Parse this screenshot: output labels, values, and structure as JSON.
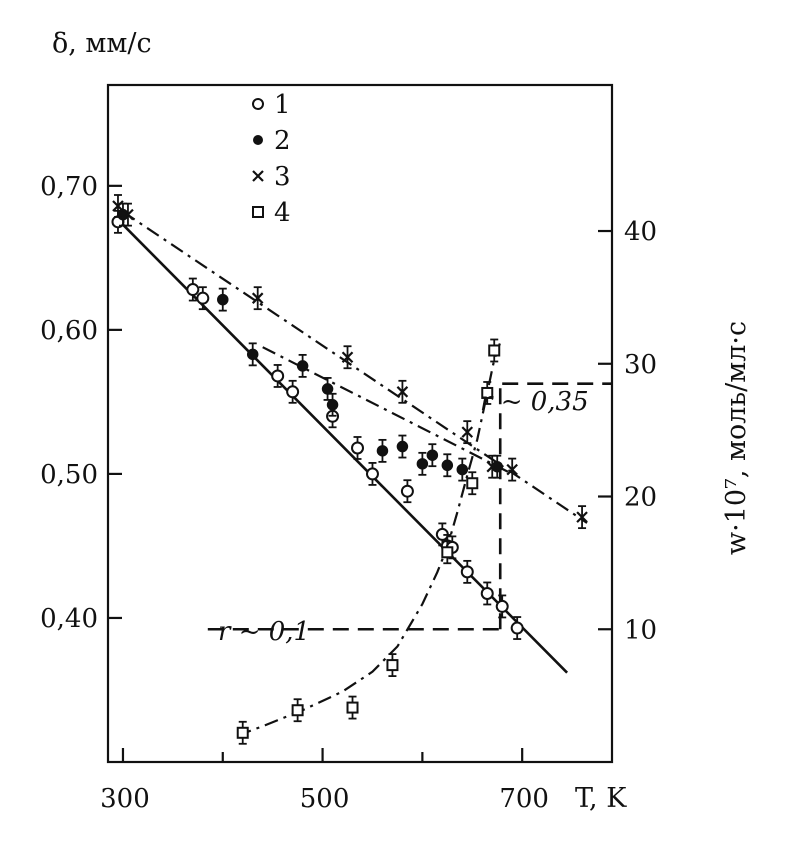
{
  "chart_data": {
    "type": "scatter",
    "left_axis": {
      "label": "δ, мм/с",
      "lim": [
        0.3,
        0.77
      ],
      "ticks": [
        0.4,
        0.5,
        0.6,
        0.7
      ],
      "tick_labels": [
        "0,40",
        "0,50",
        "0,60",
        "0,70"
      ]
    },
    "right_axis": {
      "label": "w·10⁷, моль/мл·с",
      "lim": [
        0,
        51
      ],
      "ticks": [
        10,
        20,
        30,
        40
      ],
      "tick_labels": [
        "10",
        "20",
        "30",
        "40"
      ]
    },
    "x_axis": {
      "label": "T, K",
      "lim": [
        285,
        790
      ],
      "ticks": [
        300,
        500,
        700
      ],
      "tick_labels": [
        "300",
        "500",
        "700"
      ],
      "minor_ticks": [
        400,
        600
      ]
    },
    "legend": {
      "placement": "top-left",
      "entries": [
        {
          "marker": "open-circle",
          "label": "1"
        },
        {
          "marker": "filled-circle",
          "label": "2"
        },
        {
          "marker": "cross",
          "label": "3"
        },
        {
          "marker": "open-square",
          "label": "4"
        }
      ]
    },
    "annotations": [
      {
        "text": "r ~ 0,1"
      },
      {
        "text": "r ~ 0,35"
      }
    ],
    "series": [
      {
        "label": "1",
        "marker": "open-circle",
        "axis": "left",
        "points": [
          [
            295,
            0.675
          ],
          [
            370,
            0.628
          ],
          [
            380,
            0.622
          ],
          [
            455,
            0.568
          ],
          [
            470,
            0.557
          ],
          [
            510,
            0.54
          ],
          [
            535,
            0.518
          ],
          [
            550,
            0.5
          ],
          [
            585,
            0.488
          ],
          [
            620,
            0.458
          ],
          [
            625,
            0.45
          ],
          [
            630,
            0.449
          ],
          [
            645,
            0.432
          ],
          [
            665,
            0.417
          ],
          [
            680,
            0.408
          ],
          [
            695,
            0.393
          ]
        ],
        "fit": {
          "style": "solid",
          "x": [
            300,
            745
          ],
          "y": [
            0.673,
            0.362
          ]
        }
      },
      {
        "label": "2",
        "marker": "filled-circle",
        "axis": "left",
        "points": [
          [
            300,
            0.68
          ],
          [
            400,
            0.621
          ],
          [
            430,
            0.583
          ],
          [
            480,
            0.575
          ],
          [
            505,
            0.559
          ],
          [
            510,
            0.548
          ],
          [
            560,
            0.516
          ],
          [
            580,
            0.519
          ],
          [
            600,
            0.507
          ],
          [
            610,
            0.513
          ],
          [
            625,
            0.506
          ],
          [
            640,
            0.503
          ],
          [
            675,
            0.505
          ]
        ],
        "fit": {
          "style": "dash-dot",
          "x": [
            440,
            690
          ],
          "y": [
            0.588,
            0.5
          ]
        }
      },
      {
        "label": "3",
        "marker": "cross",
        "axis": "left",
        "points": [
          [
            295,
            0.686
          ],
          [
            305,
            0.68
          ],
          [
            435,
            0.622
          ],
          [
            525,
            0.581
          ],
          [
            580,
            0.557
          ],
          [
            645,
            0.529
          ],
          [
            670,
            0.505
          ],
          [
            690,
            0.503
          ],
          [
            760,
            0.47
          ]
        ],
        "fit": {
          "style": "dash-dot",
          "x": [
            300,
            765
          ],
          "y": [
            0.682,
            0.466
          ]
        }
      },
      {
        "label": "4",
        "marker": "open-square",
        "axis": "right",
        "points": [
          [
            420,
            2.2
          ],
          [
            475,
            3.9
          ],
          [
            530,
            4.1
          ],
          [
            570,
            7.3
          ],
          [
            625,
            15.8
          ],
          [
            650,
            21.0
          ],
          [
            665,
            27.8
          ],
          [
            672,
            31.0
          ]
        ],
        "fit": {
          "style": "dash-dot",
          "x": [
            415,
            440,
            480,
            520,
            550,
            575,
            600,
            615,
            625,
            635,
            645,
            655,
            665,
            672,
            678
          ],
          "y": [
            2.0,
            2.7,
            3.9,
            5.3,
            6.8,
            8.7,
            11.9,
            14.3,
            16.2,
            18.8,
            21.6,
            24.3,
            27.8,
            30.3,
            31.6
          ]
        }
      }
    ],
    "reference_lines": [
      {
        "style": "dash",
        "axis": "right",
        "y": 10,
        "x": [
          385,
          680
        ]
      },
      {
        "style": "dash",
        "axis": "right",
        "y": 28.5,
        "x": [
          680,
          790
        ]
      },
      {
        "style": "dash",
        "axis": "none",
        "vertical_x": 678,
        "y_right": [
          10,
          28.5
        ]
      }
    ]
  }
}
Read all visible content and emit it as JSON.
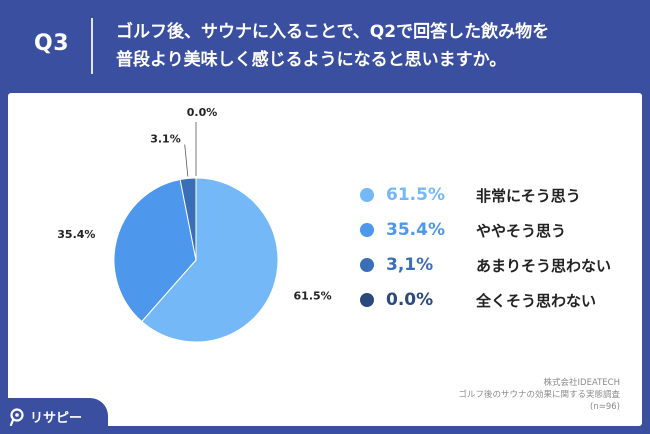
{
  "header": {
    "q_number": "Q3",
    "question_line1": "ゴルフ後、サウナに入ることで、Q2で回答した飲み物を",
    "question_line2": "普段より美味しく感じるようになると思いますか。"
  },
  "chart_data": {
    "type": "pie",
    "title": "",
    "categories": [
      "非常にそう思う",
      "ややそう思う",
      "あまりそう思わない",
      "全くそう思わない"
    ],
    "values": [
      61.5,
      35.4,
      3.1,
      0.0
    ],
    "slice_labels": [
      "61.5%",
      "35.4%",
      "3.1%",
      "0.0%"
    ],
    "legend_values": [
      "61.5%",
      "35.4%",
      "3,1%",
      "0.0%"
    ],
    "colors": [
      "#74b8f8",
      "#4d97ec",
      "#3a6fb8",
      "#2b4a7c"
    ],
    "legend_position": "right"
  },
  "source": {
    "company": "株式会社IDEATECH",
    "survey": "ゴルフ後のサウナの効果に関する実態調査",
    "sample": "(n=96)"
  },
  "brand": {
    "name": "リサピー",
    "icon": "lens-icon"
  }
}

What the exercise asks:
Pictures are to be left out; the records above must be repeated word for word.

Solution to this problem:
Parse this screenshot: output labels, values, and structure as JSON.
{
  "chart_data": {
    "type": "scatter",
    "left_axis": {
      "label": "δ, мм/с",
      "lim": [
        0.3,
        0.77
      ],
      "ticks": [
        0.4,
        0.5,
        0.6,
        0.7
      ],
      "tick_labels": [
        "0,40",
        "0,50",
        "0,60",
        "0,70"
      ]
    },
    "right_axis": {
      "label": "w·10⁷, моль/мл·с",
      "lim": [
        0,
        51
      ],
      "ticks": [
        10,
        20,
        30,
        40
      ],
      "tick_labels": [
        "10",
        "20",
        "30",
        "40"
      ]
    },
    "x_axis": {
      "label": "T, K",
      "lim": [
        285,
        790
      ],
      "ticks": [
        300,
        500,
        700
      ],
      "tick_labels": [
        "300",
        "500",
        "700"
      ],
      "minor_ticks": [
        400,
        600
      ]
    },
    "legend": {
      "placement": "top-left",
      "entries": [
        {
          "marker": "open-circle",
          "label": "1"
        },
        {
          "marker": "filled-circle",
          "label": "2"
        },
        {
          "marker": "cross",
          "label": "3"
        },
        {
          "marker": "open-square",
          "label": "4"
        }
      ]
    },
    "annotations": [
      {
        "text": "r ~ 0,1"
      },
      {
        "text": "r ~ 0,35"
      }
    ],
    "series": [
      {
        "label": "1",
        "marker": "open-circle",
        "axis": "left",
        "points": [
          [
            295,
            0.675
          ],
          [
            370,
            0.628
          ],
          [
            380,
            0.622
          ],
          [
            455,
            0.568
          ],
          [
            470,
            0.557
          ],
          [
            510,
            0.54
          ],
          [
            535,
            0.518
          ],
          [
            550,
            0.5
          ],
          [
            585,
            0.488
          ],
          [
            620,
            0.458
          ],
          [
            625,
            0.45
          ],
          [
            630,
            0.449
          ],
          [
            645,
            0.432
          ],
          [
            665,
            0.417
          ],
          [
            680,
            0.408
          ],
          [
            695,
            0.393
          ]
        ],
        "fit": {
          "style": "solid",
          "x": [
            300,
            745
          ],
          "y": [
            0.673,
            0.362
          ]
        }
      },
      {
        "label": "2",
        "marker": "filled-circle",
        "axis": "left",
        "points": [
          [
            300,
            0.68
          ],
          [
            400,
            0.621
          ],
          [
            430,
            0.583
          ],
          [
            480,
            0.575
          ],
          [
            505,
            0.559
          ],
          [
            510,
            0.548
          ],
          [
            560,
            0.516
          ],
          [
            580,
            0.519
          ],
          [
            600,
            0.507
          ],
          [
            610,
            0.513
          ],
          [
            625,
            0.506
          ],
          [
            640,
            0.503
          ],
          [
            675,
            0.505
          ]
        ],
        "fit": {
          "style": "dash-dot",
          "x": [
            440,
            690
          ],
          "y": [
            0.588,
            0.5
          ]
        }
      },
      {
        "label": "3",
        "marker": "cross",
        "axis": "left",
        "points": [
          [
            295,
            0.686
          ],
          [
            305,
            0.68
          ],
          [
            435,
            0.622
          ],
          [
            525,
            0.581
          ],
          [
            580,
            0.557
          ],
          [
            645,
            0.529
          ],
          [
            670,
            0.505
          ],
          [
            690,
            0.503
          ],
          [
            760,
            0.47
          ]
        ],
        "fit": {
          "style": "dash-dot",
          "x": [
            300,
            765
          ],
          "y": [
            0.682,
            0.466
          ]
        }
      },
      {
        "label": "4",
        "marker": "open-square",
        "axis": "right",
        "points": [
          [
            420,
            2.2
          ],
          [
            475,
            3.9
          ],
          [
            530,
            4.1
          ],
          [
            570,
            7.3
          ],
          [
            625,
            15.8
          ],
          [
            650,
            21.0
          ],
          [
            665,
            27.8
          ],
          [
            672,
            31.0
          ]
        ],
        "fit": {
          "style": "dash-dot",
          "x": [
            415,
            440,
            480,
            520,
            550,
            575,
            600,
            615,
            625,
            635,
            645,
            655,
            665,
            672,
            678
          ],
          "y": [
            2.0,
            2.7,
            3.9,
            5.3,
            6.8,
            8.7,
            11.9,
            14.3,
            16.2,
            18.8,
            21.6,
            24.3,
            27.8,
            30.3,
            31.6
          ]
        }
      }
    ],
    "reference_lines": [
      {
        "style": "dash",
        "axis": "right",
        "y": 10,
        "x": [
          385,
          680
        ]
      },
      {
        "style": "dash",
        "axis": "right",
        "y": 28.5,
        "x": [
          680,
          790
        ]
      },
      {
        "style": "dash",
        "axis": "none",
        "vertical_x": 678,
        "y_right": [
          10,
          28.5
        ]
      }
    ]
  }
}
Read all visible content and emit it as JSON.
{
  "header": {
    "q_number": "Q3",
    "question_line1": "ゴルフ後、サウナに入ることで、Q2で回答した飲み物を",
    "question_line2": "普段より美味しく感じるようになると思いますか。"
  },
  "chart_data": {
    "type": "pie",
    "title": "",
    "categories": [
      "非常にそう思う",
      "ややそう思う",
      "あまりそう思わない",
      "全くそう思わない"
    ],
    "values": [
      61.5,
      35.4,
      3.1,
      0.0
    ],
    "slice_labels": [
      "61.5%",
      "35.4%",
      "3.1%",
      "0.0%"
    ],
    "legend_values": [
      "61.5%",
      "35.4%",
      "3,1%",
      "0.0%"
    ],
    "colors": [
      "#74b8f8",
      "#4d97ec",
      "#3a6fb8",
      "#2b4a7c"
    ],
    "legend_position": "right"
  },
  "source": {
    "company": "株式会社IDEATECH",
    "survey": "ゴルフ後のサウナの効果に関する実態調査",
    "sample": "(n=96)"
  },
  "brand": {
    "name": "リサピー",
    "icon": "lens-icon"
  }
}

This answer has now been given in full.